## To do
Set out every line bearing the string "heading".

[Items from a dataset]
▼

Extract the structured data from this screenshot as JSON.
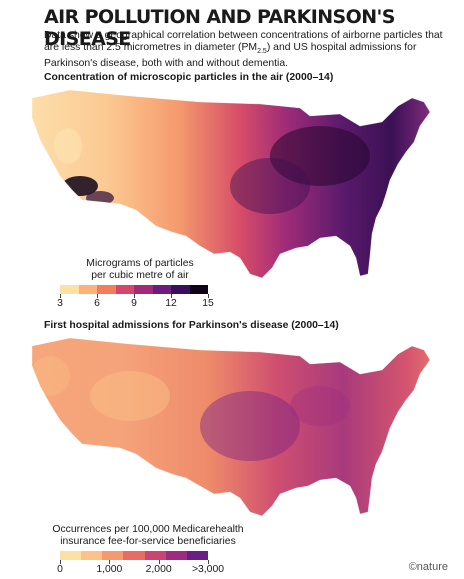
{
  "title": "AIR POLLUTION AND PARKINSON'S DISEASE",
  "subtitle_part1": "Data show a geographical correlation between concentrations of airborne particles that are less than 2.5 micrometres in diameter (PM",
  "subtitle_sub": "2.5",
  "subtitle_part2": ") and US hospital admissions for Parkinson's disease, both with and without dementia.",
  "map1": {
    "heading": "Concentration of microscopic particles in the air (2000–14)",
    "legend_line1": "Micrograms of particles",
    "legend_line2": "per cubic metre of air",
    "ticks": [
      "3",
      "6",
      "9",
      "12",
      "15"
    ],
    "colors": [
      "#fde0a3",
      "#fbb277",
      "#f17d5a",
      "#d6456a",
      "#a12a79",
      "#6c1c7c",
      "#3a0f5a",
      "#0d0418"
    ]
  },
  "map2": {
    "heading": "First hospital admissions for Parkinson's disease (2000–14)",
    "legend_line1": "Occurrences per 100,000 Medicarehealth",
    "legend_line2": "insurance fee-for-service beneficiaries",
    "ticks": [
      "0",
      "1,000",
      "2,000",
      ">3,000"
    ],
    "colors": [
      "#fde0a3",
      "#fbc388",
      "#f69a6c",
      "#ea6b63",
      "#cc4474",
      "#9e2a82",
      "#6a1f85"
    ]
  },
  "credit": "©nature"
}
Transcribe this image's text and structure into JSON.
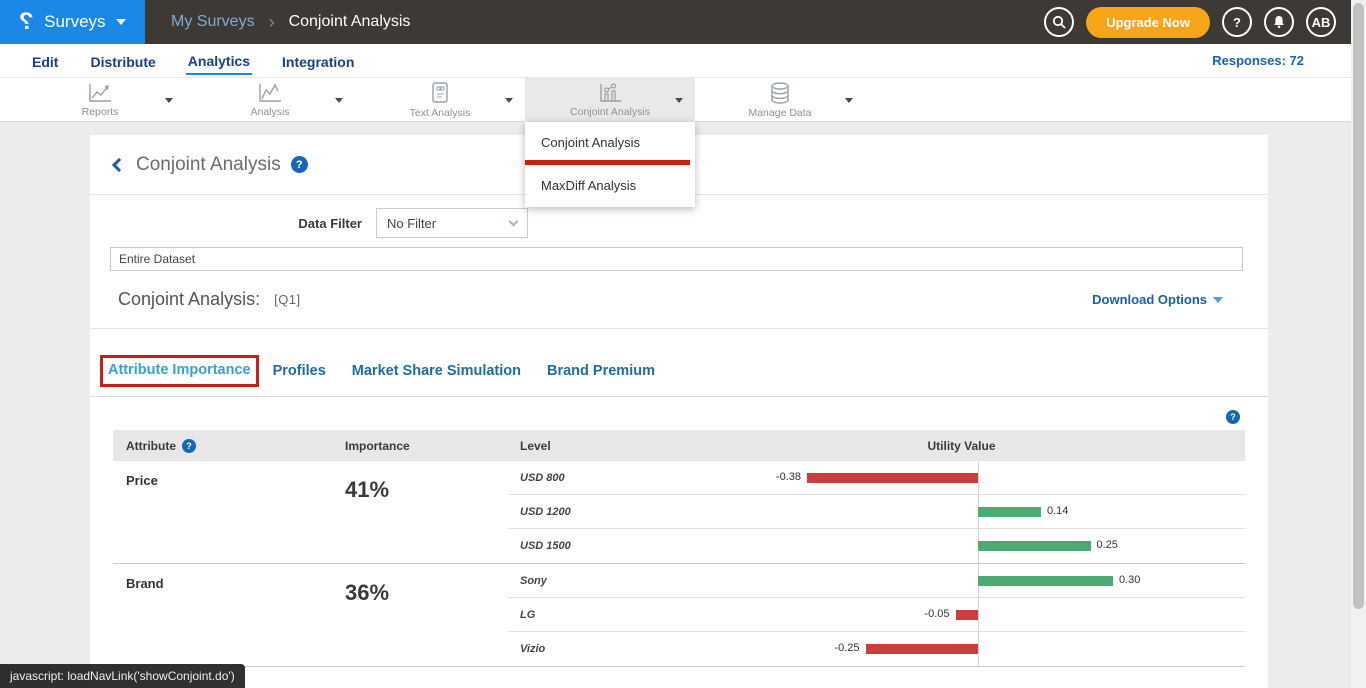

▲

## Right answer
    "heading": "Concentration of microscopic particles in the air (2000–14)",
    "heading": "First hospital admissions for Parkinson's disease (2000–14)",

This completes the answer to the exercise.